There are so very few truly great jazz authors out there, meaning those who really ''get'' their subjects and can tell their story warts and all – in all empathy. And Bill Milkowski is one of these. To me he is one of the few heirs of Joe Goldberg whose book Jazz Masters of the 50s is what jazz writing in a journalistic style that actually values words and imagery is all about without being at all fancy for the sake of it or stuck in a dusty museum and out of touch. In other words you believe the authorial voice completely because the writer is speaking not just to you but for you as a reader as a there but not ego-there interpreter who sort of cues us in to it all. He is renowned for the classic Jaco: The Extraordinary and Tragic Life of Jaco Pastorius.
=-=-=-=-=
__WHAT TO DO__:
a – Copy the piece on Bill Milkowski word for word from "There are so" to "of Jaco Pastorius.".
b – Using the piece on Bill Milkowski, say whether each statement agrees with it, answering yes or no and quoting the words that decide it: (i) The writer counts Bill Milkowski among the very few truly great jazz authors. (ii) Joe Goldberg wrote a book called Jazz Masters of the 60s. (iii) Milkowski is renowned for a book about Jaco Pastorius.
c – Continue the piece on Bill Milkowski from its last sentence.
=-=-=-=-=
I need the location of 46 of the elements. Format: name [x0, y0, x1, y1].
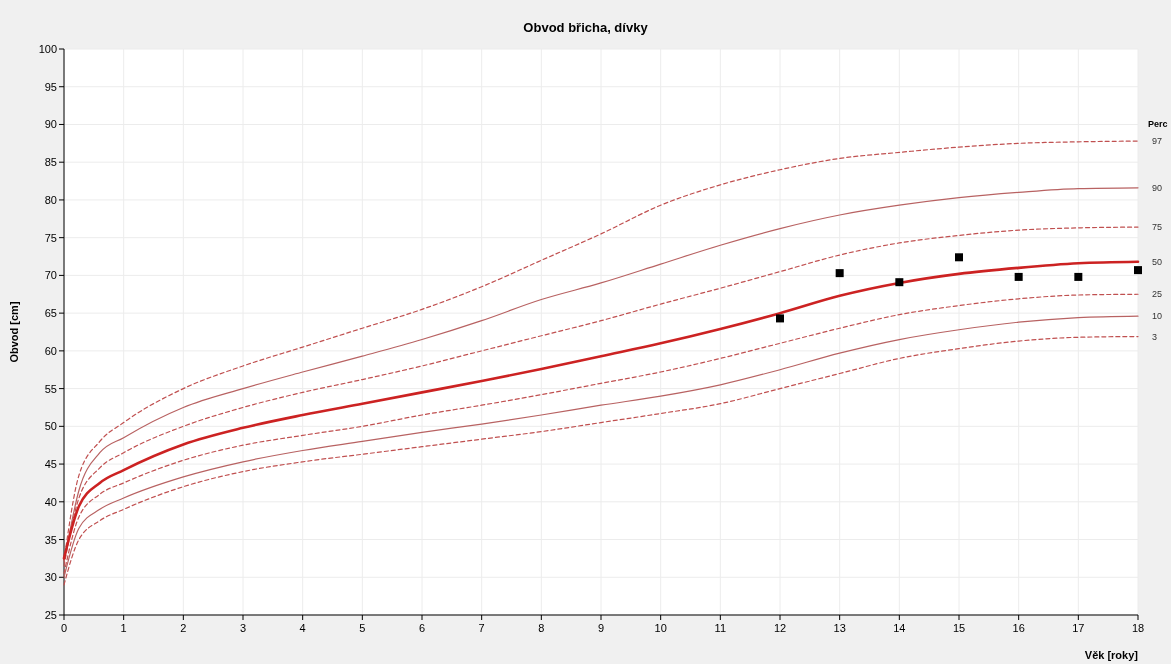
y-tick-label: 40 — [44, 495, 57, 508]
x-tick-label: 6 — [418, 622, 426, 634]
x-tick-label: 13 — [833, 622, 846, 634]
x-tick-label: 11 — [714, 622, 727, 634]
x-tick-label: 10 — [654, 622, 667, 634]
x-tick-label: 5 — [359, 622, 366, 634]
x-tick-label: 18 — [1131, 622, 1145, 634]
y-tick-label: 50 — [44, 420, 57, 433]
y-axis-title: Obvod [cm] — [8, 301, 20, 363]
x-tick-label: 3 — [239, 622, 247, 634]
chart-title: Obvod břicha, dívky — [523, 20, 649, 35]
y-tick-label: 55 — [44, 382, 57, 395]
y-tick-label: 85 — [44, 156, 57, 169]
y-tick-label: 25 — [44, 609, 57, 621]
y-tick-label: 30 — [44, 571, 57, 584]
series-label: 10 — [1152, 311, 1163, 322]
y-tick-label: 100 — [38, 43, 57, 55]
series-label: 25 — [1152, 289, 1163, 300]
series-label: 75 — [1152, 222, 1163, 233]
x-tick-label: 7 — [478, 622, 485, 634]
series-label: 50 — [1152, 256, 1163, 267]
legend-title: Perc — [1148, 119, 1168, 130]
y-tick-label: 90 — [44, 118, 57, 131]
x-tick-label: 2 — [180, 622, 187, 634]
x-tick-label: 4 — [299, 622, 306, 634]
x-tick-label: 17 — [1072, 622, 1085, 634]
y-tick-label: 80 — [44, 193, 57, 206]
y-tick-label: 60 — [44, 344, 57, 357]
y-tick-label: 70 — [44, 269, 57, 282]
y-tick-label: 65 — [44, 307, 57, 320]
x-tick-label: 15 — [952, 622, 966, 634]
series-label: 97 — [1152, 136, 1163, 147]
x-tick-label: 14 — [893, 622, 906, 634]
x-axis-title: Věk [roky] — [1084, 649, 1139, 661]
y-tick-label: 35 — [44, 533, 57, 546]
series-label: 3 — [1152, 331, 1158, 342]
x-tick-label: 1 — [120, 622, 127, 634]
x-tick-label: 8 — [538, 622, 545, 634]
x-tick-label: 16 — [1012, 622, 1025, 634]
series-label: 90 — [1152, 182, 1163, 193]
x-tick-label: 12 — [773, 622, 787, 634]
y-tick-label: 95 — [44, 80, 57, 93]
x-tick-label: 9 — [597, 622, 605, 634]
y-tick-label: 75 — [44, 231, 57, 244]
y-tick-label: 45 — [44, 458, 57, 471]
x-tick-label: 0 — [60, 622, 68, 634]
=-=-=-=-=
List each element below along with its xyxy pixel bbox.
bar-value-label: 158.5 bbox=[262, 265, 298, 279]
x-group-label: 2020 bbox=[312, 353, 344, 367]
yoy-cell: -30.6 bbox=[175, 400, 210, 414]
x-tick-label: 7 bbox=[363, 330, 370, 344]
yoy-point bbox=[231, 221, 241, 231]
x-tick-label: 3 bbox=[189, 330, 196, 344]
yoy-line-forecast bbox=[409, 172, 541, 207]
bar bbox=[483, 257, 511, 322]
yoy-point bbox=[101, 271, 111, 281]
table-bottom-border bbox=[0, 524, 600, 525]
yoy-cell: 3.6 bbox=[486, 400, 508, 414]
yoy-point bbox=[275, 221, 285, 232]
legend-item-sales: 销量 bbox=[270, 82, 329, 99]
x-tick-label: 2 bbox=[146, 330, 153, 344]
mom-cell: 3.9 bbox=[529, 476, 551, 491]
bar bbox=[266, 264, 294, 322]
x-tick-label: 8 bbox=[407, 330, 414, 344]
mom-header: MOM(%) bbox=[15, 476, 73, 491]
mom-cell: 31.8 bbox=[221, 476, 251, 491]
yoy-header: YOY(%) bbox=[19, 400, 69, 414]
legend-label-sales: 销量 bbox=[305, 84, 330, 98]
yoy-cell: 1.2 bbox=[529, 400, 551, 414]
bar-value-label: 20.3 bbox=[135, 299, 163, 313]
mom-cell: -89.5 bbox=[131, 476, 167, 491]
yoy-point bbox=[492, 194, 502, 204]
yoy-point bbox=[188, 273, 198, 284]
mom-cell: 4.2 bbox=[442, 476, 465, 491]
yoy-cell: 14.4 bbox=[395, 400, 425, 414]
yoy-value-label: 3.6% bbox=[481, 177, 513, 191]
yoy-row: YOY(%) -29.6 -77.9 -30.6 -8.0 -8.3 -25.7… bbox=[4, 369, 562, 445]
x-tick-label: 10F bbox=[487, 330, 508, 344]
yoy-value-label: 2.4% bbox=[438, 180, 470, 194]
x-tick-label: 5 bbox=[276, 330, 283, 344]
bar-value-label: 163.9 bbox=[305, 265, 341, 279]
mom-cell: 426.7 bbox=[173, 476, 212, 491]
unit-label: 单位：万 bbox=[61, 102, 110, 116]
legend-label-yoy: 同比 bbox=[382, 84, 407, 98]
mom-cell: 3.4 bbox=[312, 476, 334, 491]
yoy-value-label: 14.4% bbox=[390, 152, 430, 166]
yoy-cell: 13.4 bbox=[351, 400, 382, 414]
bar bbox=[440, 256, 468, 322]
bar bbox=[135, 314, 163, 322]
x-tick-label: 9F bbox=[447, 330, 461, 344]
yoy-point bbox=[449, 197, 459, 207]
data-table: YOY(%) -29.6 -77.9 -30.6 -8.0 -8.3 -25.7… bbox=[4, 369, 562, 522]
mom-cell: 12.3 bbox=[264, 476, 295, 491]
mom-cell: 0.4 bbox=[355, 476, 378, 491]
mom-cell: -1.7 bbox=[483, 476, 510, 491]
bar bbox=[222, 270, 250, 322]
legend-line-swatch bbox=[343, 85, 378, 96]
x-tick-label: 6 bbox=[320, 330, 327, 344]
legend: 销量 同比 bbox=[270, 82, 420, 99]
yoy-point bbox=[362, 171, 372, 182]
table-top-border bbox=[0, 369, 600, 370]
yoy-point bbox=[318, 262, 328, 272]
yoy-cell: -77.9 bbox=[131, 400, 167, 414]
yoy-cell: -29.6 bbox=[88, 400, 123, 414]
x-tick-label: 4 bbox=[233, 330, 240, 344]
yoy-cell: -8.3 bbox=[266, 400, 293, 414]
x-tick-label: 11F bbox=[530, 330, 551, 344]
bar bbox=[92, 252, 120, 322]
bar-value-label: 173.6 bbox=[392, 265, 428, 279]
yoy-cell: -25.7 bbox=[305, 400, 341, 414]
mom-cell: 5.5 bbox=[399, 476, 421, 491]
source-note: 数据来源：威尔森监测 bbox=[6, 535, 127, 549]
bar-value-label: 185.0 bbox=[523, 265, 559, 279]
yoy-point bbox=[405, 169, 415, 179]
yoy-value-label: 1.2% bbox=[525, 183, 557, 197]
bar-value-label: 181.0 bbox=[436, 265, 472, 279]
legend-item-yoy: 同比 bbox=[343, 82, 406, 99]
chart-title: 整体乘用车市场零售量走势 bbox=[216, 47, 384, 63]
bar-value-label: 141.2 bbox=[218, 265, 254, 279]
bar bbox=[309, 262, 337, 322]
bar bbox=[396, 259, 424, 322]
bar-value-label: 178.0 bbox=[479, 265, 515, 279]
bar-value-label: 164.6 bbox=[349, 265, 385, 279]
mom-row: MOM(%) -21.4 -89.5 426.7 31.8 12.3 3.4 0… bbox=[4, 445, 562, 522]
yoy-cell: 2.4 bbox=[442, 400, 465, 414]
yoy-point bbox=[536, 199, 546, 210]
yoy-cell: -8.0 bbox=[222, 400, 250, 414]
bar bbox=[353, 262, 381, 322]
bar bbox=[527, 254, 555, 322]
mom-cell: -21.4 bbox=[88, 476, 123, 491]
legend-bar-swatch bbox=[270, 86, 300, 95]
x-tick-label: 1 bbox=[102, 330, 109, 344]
=-=-=-=-=
__THE ANSWERS__:
a –
There are so very few truly great jazz authors out there, meaning those who really ''get'' their subjects and can tell their story warts and all – in all empathy. And Bill Milkowski is one of these. To me he is one of the few heirs of Joe Goldberg whose book Jazz Masters of the 50s is what jazz writing in a journalistic style that actually values words and imagery is all about without being at all fancy for the sake of it or stuck in a dusty museum and out of touch. In other words you believe the authorial voice completely because the writer is speaking not just to you but for you as a reader as a there but not ego-there interpreter who sort of cues us in to it all. He is renowned for the classic Jaco: The Extraordinary and Tragic Life of Jaco Pastorius.

b –
(i) Yes: "And Bill Milkowski is one of these."
(ii) No: "Joe Goldberg whose book Jazz Masters of the 50s"
(iii) Yes: "He is renowned for the classic Jaco: The Extraordinary and Tragic Life of Jaco Pastorius."

c –
Ode to a Tenor Titan is a worthy successor and the story of a very different man. The best parts of the book are on the wild Seventh Avenue South years. And beyond you get a strong narrative which points to Brecker's perfectionism, his love of pranks, star soloist power harnessed by Paul Simon and many more, interest in technology, ability to turn around his life by dealing with his lifestyle choices and mentoring his band members when they too needed help. Dennis Chambers is a characterful presence in the book in tales of pranks on the road and Adam Nussbaum has some of the best one-liners. The ''Joe Hen'' details are also fascinating particularly how much Brecker idolised Joe Henderson and knew he played in the great tenorist's spirit as much as Coltrane even when things between them went a little sour at a distance.

It was cruel when illness cut short Brecker's life and Milkowski deals with this empathetically and without over-sentimentality. It seems that Brecker was the bridge between the Coltrane generation through jazz-rock, funk and free jazz to navigate his own sound and inspire particularly saxophonists who came after him and like Chris Potter who continue to carry the message and high creative and technical standards forward.

When Brecker actually played with McCoy Tyner and separately with Elvin Jones you get that sense of a circle that has expanded and still expands in our consciousness today when you listen to the classic records that Brecker was involved with and that also was manifested when he played with Dave Liebman and Joe Lovano taking Trane on the ultimate threeway sax sky ride.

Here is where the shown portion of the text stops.